>>>>
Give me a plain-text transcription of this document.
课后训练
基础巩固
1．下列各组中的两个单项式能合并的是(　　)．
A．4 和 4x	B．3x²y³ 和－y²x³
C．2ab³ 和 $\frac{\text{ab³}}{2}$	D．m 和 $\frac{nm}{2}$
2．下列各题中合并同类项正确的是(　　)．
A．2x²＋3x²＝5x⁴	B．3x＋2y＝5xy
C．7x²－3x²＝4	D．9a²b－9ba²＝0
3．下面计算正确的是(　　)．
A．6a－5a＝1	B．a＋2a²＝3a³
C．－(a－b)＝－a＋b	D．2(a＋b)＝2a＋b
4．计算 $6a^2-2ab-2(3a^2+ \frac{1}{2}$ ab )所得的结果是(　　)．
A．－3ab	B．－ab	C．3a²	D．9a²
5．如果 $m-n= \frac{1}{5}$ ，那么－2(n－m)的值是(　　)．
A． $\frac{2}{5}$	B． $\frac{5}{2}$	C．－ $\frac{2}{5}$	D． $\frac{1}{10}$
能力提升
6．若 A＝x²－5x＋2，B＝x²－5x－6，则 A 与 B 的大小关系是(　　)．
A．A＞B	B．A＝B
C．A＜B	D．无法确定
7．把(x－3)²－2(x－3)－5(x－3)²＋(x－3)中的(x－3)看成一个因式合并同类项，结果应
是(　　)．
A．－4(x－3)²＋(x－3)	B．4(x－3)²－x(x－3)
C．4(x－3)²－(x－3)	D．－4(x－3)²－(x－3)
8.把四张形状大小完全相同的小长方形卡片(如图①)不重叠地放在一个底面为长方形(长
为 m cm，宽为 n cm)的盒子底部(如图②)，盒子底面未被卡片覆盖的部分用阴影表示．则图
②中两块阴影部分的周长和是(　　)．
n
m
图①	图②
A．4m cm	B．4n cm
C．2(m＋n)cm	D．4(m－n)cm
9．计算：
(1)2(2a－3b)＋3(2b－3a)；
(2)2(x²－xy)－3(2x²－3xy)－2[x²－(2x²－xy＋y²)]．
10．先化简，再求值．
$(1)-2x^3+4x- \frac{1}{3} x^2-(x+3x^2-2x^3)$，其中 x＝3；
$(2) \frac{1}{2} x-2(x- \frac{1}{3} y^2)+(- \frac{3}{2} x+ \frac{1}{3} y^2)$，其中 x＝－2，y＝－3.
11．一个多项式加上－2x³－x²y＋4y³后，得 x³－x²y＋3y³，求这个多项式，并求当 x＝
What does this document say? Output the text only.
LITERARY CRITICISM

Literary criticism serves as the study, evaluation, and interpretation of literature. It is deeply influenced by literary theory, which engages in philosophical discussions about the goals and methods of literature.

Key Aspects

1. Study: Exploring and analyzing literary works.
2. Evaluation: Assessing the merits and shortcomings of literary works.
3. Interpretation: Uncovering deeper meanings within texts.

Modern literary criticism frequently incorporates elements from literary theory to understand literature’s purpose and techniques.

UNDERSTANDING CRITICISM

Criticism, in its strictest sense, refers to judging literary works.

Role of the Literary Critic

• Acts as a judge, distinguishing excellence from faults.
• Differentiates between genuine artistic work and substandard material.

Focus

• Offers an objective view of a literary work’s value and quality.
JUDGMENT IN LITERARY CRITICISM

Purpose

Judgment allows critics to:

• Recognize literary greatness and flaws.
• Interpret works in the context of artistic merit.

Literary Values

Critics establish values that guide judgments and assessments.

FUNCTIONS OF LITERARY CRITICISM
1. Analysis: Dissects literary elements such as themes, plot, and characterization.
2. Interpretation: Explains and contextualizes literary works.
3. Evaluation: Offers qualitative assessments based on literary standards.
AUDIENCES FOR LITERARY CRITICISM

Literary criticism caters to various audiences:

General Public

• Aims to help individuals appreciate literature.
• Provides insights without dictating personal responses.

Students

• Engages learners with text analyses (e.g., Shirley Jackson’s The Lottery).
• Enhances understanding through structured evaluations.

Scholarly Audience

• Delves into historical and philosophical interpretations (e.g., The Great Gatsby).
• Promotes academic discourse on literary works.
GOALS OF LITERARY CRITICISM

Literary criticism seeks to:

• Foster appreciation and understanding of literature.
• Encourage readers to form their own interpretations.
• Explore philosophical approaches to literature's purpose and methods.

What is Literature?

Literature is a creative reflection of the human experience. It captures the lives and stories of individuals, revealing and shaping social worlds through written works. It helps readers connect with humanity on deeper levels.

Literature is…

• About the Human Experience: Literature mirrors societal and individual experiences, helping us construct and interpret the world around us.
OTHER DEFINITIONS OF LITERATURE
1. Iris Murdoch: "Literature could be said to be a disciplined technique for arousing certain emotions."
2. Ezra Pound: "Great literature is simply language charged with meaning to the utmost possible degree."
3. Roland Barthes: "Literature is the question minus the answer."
<<<<
**Short task**
Each record should come back exactly as written.

**Output of the exercise**
Give me a plain-text transcription of this document.
课后训练
基础巩固
1．下列各组中的两个单项式能合并的是(　　)．
A．4 和 4x	B．3x²y³ 和－y²x³
C．2ab³ 和 $\frac{\text{ab³}}{2}$	D．m 和 $\frac{nm}{2}$
2．下列各题中合并同类项正确的是(　　)．
A．2x²＋3x²＝5x⁴	B．3x＋2y＝5xy
C．7x²－3x²＝4	D．9a²b－9ba²＝0
3．下面计算正确的是(　　)．
A．6a－5a＝1	B．a＋2a²＝3a³
C．－(a－b)＝－a＋b	D．2(a＋b)＝2a＋b
4．计算 $6a^2-2ab-2(3a^2+ \frac{1}{2}$ ab )所得的结果是(　　)．
A．－3ab	B．－ab	C．3a²	D．9a²
5．如果 $m-n= \frac{1}{5}$ ，那么－2(n－m)的值是(　　)．
A． $\frac{2}{5}$	B． $\frac{5}{2}$	C．－ $\frac{2}{5}$	D． $\frac{1}{10}$
能力提升
6．若 A＝x²－5x＋2，B＝x²－5x－6，则 A 与 B 的大小关系是(　　)．
A．A＞B	B．A＝B
C．A＜B	D．无法确定
7．把(x－3)²－2(x－3)－5(x－3)²＋(x－3)中的(x－3)看成一个因式合并同类项，结果应
是(　　)．
A．－4(x－3)²＋(x－3)	B．4(x－3)²－x(x－3)
C．4(x－3)²－(x－3)	D．－4(x－3)²－(x－3)
8.把四张形状大小完全相同的小长方形卡片(如图①)不重叠地放在一个底面为长方形(长
为 m cm，宽为 n cm)的盒子底部(如图②)，盒子底面未被卡片覆盖的部分用阴影表示．则图
②中两块阴影部分的周长和是(　　)．
n
m
图①	图②
A．4m cm	B．4n cm
C．2(m＋n)cm	D．4(m－n)cm
9．计算：
(1)2(2a－3b)＋3(2b－3a)；
(2)2(x²－xy)－3(2x²－3xy)－2[x²－(2x²－xy＋y²)]．
10．先化简，再求值．
$(1)-2x^3+4x- \frac{1}{3} x^2-(x+3x^2-2x^3)$，其中 x＝3；
$(2) \frac{1}{2} x-2(x- \frac{1}{3} y^2)+(- \frac{3}{2} x+ \frac{1}{3} y^2)$，其中 x＝－2，y＝－3.
11．一个多项式加上－2x³－x²y＋4y³后，得 x³－x²y＋3y³，求这个多项式，并求当 x＝
What does this document say? Output the text only.
LITERARY CRITICISM

Literary criticism serves as the study, evaluation, and interpretation of literature. It is deeply influenced by literary theory, which engages in philosophical discussions about the goals and methods of literature.

Key Aspects

1. Study: Exploring and analyzing literary works.
2. Evaluation: Assessing the merits and shortcomings of literary works.
3. Interpretation: Uncovering deeper meanings within texts.

Modern literary criticism frequently incorporates elements from literary theory to understand literature’s purpose and techniques.

UNDERSTANDING CRITICISM

Criticism, in its strictest sense, refers to judging literary works.

Role of the Literary Critic

• Acts as a judge, distinguishing excellence from faults.
• Differentiates between genuine artistic work and substandard material.

Focus

• Offers an objective view of a literary work’s value and quality.
JUDGMENT IN LITERARY CRITICISM

Purpose

Judgment allows critics to:

• Recognize literary greatness and flaws.
• Interpret works in the context of artistic merit.

Literary Values

Critics establish values that guide judgments and assessments.

FUNCTIONS OF LITERARY CRITICISM
1. Analysis: Dissects literary elements such as themes, plot, and characterization.
2. Interpretation: Explains and contextualizes literary works.
3. Evaluation: Offers qualitative assessments based on literary standards.
AUDIENCES FOR LITERARY CRITICISM

Literary criticism caters to various audiences:

General Public

• Aims to help individuals appreciate literature.
• Provides insights without dictating personal responses.

Students

• Engages learners with text analyses (e.g., Shirley Jackson’s The Lottery).
• Enhances understanding through structured evaluations.

Scholarly Audience

• Delves into historical and philosophical interpretations (e.g., The Great Gatsby).
• Promotes academic discourse on literary works.
GOALS OF LITERARY CRITICISM

Literary criticism seeks to:

• Foster appreciation and understanding of literature.
• Encourage readers to form their own interpretations.
• Explore philosophical approaches to literature's purpose and methods.

What is Literature?

Literature is a creative reflection of the human experience. It captures the lives and stories of individuals, revealing and shaping social worlds through written works. It helps readers connect with humanity on deeper levels.

Literature is…

• About the Human Experience: Literature mirrors societal and individual experiences, helping us construct and interpret the world around us.
OTHER DEFINITIONS OF LITERATURE
1. Iris Murdoch: "Literature could be said to be a disciplined technique for arousing certain emotions."
2. Ezra Pound: "Great literature is simply language charged with meaning to the utmost possible degree."
3. Roland Barthes: "Literature is the question minus the answer."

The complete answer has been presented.